Repeat the listing in full, preserving every character.

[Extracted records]
------------------------------
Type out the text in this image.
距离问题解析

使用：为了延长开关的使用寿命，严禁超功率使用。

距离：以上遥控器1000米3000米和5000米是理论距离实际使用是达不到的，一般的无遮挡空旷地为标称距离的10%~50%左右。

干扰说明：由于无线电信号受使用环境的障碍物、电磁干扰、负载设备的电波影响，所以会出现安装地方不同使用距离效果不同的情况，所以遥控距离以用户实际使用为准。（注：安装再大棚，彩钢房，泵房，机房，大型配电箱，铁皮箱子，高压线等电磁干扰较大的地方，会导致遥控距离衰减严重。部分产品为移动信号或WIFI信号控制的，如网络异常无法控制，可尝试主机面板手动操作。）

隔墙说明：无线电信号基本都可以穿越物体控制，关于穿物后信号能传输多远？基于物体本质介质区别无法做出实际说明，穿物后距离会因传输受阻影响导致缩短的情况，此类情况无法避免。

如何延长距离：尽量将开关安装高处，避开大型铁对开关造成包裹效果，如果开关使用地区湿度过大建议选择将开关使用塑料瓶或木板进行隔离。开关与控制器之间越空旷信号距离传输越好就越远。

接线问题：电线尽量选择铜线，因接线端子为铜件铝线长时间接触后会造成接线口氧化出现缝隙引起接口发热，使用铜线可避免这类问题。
------------------------------
▶ _The completed task_
Type out the text in this image.
距离问题解析

使用：为了延长开关的使用寿命，严禁超功率使用。

距离：以上遥控器1000米3000米和5000米是理论距离实际使用是达不到的，一般的无遮挡空旷地为标称距离的10%~50%左右。

干扰说明：由于无线电信号受使用环境的障碍物、电磁干扰、负载设备的电波影响，所以会出现安装地方不同使用距离效果不同的情况，所以遥控距离以用户实际使用为准。（注：安装再大棚，彩钢房，泵房，机房，大型配电箱，铁皮箱子，高压线等电磁干扰较大的地方，会导致遥控距离衰减严重。部分产品为移动信号或WIFI信号控制的，如网络异常无法控制，可尝试主机面板手动操作。）

隔墙说明：无线电信号基本都可以穿越物体控制，关于穿物后信号能传输多远？基于物体本质介质区别无法做出实际说明，穿物后距离会因传输受阻影响导致缩短的情况，此类情况无法避免。

如何延长距离：尽量将开关安装高处，避开大型铁对开关造成包裹效果，如果开关使用地区湿度过大建议选择将开关使用塑料瓶或木板进行隔离。开关与控制器之间越空旷信号距离传输越好就越远。

接线问题：电线尽量选择铜线，因接线端子为铜件铝线长时间接触后会造成接线口氧化出现缝隙引起接口发热，使用铜线可避免这类问题。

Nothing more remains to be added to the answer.